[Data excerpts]
+ + + + +

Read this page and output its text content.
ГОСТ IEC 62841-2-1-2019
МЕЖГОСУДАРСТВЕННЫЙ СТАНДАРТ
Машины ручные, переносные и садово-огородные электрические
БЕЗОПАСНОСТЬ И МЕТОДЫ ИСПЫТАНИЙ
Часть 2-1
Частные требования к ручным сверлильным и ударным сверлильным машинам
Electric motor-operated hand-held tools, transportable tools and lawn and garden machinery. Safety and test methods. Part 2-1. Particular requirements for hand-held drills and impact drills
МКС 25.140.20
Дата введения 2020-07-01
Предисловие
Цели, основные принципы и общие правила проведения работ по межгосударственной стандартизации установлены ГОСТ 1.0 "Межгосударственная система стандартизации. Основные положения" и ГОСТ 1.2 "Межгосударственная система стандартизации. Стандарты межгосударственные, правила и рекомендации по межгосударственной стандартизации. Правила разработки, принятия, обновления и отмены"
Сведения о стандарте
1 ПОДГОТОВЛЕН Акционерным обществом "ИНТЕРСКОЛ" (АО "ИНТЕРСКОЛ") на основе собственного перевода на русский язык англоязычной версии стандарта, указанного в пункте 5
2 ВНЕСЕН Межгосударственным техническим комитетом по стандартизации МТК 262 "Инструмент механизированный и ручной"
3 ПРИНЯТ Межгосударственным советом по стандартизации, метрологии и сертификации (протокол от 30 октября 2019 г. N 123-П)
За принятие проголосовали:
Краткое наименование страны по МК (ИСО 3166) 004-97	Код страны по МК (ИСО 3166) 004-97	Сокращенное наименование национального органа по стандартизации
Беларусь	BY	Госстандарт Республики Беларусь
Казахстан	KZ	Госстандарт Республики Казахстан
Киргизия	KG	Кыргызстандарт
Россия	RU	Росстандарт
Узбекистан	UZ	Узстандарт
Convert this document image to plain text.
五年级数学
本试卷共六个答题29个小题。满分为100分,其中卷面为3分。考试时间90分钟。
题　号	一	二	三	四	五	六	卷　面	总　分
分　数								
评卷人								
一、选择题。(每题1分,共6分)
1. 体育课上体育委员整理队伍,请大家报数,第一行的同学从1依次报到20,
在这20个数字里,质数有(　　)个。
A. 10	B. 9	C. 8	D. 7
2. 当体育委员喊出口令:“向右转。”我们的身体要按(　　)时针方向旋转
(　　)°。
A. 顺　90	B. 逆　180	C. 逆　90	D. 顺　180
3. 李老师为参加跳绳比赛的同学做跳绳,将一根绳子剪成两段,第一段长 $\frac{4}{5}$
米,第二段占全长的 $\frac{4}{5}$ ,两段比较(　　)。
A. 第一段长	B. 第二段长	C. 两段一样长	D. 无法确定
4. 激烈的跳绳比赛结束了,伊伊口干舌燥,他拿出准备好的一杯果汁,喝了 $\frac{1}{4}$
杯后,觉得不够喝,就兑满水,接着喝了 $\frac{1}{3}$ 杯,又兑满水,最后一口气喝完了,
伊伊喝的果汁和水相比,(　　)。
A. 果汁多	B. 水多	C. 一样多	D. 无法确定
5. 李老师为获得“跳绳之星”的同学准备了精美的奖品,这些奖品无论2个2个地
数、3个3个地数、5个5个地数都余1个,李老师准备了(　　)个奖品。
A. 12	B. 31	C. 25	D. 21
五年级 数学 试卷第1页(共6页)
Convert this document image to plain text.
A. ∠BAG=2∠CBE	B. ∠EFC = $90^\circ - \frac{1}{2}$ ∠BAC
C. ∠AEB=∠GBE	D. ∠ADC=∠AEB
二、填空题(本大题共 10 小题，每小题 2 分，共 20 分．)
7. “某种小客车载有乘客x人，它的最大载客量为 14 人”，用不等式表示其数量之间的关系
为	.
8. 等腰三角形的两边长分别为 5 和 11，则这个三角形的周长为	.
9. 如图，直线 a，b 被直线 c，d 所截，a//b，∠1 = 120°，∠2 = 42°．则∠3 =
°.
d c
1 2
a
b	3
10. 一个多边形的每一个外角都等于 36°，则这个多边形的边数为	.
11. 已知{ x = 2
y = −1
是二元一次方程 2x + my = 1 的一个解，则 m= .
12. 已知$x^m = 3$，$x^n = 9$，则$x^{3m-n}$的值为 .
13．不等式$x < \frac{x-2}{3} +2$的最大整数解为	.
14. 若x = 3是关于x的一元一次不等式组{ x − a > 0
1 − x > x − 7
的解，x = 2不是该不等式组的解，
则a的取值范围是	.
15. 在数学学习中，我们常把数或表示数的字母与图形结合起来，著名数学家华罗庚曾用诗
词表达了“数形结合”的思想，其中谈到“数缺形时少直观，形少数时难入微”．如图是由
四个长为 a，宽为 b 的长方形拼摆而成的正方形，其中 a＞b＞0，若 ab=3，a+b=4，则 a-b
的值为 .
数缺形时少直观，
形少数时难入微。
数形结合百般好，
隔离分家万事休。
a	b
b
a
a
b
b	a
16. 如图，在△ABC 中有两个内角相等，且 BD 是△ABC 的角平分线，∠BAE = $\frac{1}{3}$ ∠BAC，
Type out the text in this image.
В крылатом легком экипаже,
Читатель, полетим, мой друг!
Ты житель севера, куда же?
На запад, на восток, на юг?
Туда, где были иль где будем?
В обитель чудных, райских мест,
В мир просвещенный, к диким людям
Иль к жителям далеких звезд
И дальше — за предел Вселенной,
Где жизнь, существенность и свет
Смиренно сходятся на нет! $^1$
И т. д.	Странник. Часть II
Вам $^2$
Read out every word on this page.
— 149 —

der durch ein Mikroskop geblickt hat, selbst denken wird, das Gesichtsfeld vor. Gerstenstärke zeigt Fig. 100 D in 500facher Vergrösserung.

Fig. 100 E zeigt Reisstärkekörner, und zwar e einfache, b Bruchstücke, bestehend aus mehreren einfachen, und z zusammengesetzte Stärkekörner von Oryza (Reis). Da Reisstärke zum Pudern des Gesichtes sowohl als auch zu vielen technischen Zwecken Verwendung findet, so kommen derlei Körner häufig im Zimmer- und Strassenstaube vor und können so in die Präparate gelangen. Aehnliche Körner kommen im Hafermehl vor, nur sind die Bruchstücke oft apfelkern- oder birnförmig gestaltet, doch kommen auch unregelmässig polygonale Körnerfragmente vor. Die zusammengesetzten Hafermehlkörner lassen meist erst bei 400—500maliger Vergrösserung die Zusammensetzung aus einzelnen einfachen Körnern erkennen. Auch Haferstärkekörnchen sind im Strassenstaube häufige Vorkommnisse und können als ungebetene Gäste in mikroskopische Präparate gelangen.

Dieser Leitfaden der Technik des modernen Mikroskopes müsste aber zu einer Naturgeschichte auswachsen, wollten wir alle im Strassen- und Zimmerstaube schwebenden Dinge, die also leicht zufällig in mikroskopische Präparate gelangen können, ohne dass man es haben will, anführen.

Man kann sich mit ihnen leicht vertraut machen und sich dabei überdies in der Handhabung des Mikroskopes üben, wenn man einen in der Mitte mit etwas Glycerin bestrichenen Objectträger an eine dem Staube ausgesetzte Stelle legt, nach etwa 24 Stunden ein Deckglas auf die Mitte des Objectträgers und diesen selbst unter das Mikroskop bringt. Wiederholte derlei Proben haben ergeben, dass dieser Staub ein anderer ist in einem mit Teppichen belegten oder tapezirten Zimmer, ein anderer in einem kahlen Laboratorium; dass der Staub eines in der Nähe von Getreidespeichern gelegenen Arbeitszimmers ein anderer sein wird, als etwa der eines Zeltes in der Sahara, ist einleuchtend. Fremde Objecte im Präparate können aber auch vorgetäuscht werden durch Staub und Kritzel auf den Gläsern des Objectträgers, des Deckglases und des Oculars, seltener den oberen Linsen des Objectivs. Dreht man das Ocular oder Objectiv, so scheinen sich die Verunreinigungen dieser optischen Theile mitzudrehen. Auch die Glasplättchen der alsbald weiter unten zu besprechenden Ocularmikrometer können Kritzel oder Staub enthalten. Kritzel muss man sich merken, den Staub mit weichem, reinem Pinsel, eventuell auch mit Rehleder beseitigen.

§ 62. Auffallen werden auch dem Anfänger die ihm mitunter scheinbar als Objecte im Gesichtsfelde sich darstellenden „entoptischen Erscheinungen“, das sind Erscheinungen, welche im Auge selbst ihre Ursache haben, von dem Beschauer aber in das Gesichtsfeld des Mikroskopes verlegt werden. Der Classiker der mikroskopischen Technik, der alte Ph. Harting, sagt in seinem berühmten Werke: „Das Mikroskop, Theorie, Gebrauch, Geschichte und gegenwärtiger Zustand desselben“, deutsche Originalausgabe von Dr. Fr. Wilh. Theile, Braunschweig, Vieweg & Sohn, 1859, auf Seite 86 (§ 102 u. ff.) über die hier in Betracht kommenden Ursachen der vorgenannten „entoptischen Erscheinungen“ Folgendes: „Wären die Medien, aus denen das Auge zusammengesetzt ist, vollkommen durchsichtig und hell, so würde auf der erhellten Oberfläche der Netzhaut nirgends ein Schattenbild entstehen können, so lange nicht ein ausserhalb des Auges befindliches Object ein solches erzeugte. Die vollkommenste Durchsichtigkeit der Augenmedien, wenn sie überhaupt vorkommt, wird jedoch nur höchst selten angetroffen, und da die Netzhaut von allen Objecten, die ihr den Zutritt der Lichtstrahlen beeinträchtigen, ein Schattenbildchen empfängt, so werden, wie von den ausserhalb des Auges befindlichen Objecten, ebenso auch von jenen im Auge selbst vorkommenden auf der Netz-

+ + + + +

• **Goal of the exercise**:
Which lines contain "Gesichtsfeld"? Copy each of them.

• **Task response**:
der durch ein Mikroskop geblickt hat, selbst denken wird, das Gesichtsfeld vor. Gerstenstärke zeigt Fig. 100 D in 500facher Vergrösserung.
§ 62. Auffallen werden auch dem Anfänger die ihm mitunter scheinbar als Objecte im Gesichtsfelde sich darstellenden „entoptischen Erscheinungen“, das sind Erscheinungen, welche im Auge selbst ihre Ursache haben, von dem Beschauer aber in das Gesichtsfeld des Mikroskopes verlegt werden. Der Classiker der mikroskopischen Technik, der alte Ph. Harting, sagt in seinem berühmten Werke: „Das Mikroskop, Theorie, Gebrauch, Geschichte und gegenwärtiger Zustand desselben“, deutsche Originalausgabe von Dr. Fr. Wilh. Theile, Braunschweig, Vieweg & Sohn, 1859, auf Seite 86 (§ 102 u. ff.) über die hier in Betracht kommenden Ursachen der vorgenannten „entoptischen Erscheinungen“ Folgendes: „Wären die Medien, aus denen das Auge zusammengesetzt ist, vollkommen durchsichtig und hell, so würde auf der erhellten Oberfläche der Netzhaut nirgends ein Schattenbild entstehen können, so lange nicht ein ausserhalb des Auges befindliches Object ein solches erzeugte. Die vollkommenste Durchsichtigkeit der Augenmedien, wenn sie überhaupt vorkommt, wird jedoch nur höchst selten angetroffen, und da die Netzhaut von allen Objecten, die ihr den Zutritt der Lichtstrahlen beeinträchtigen, ein Schattenbildchen empfängt, so werden, wie von den ausserhalb des Auges befindlichen Objecten, ebenso auch von jenen im Auge selbst vorkommenden auf der Netz-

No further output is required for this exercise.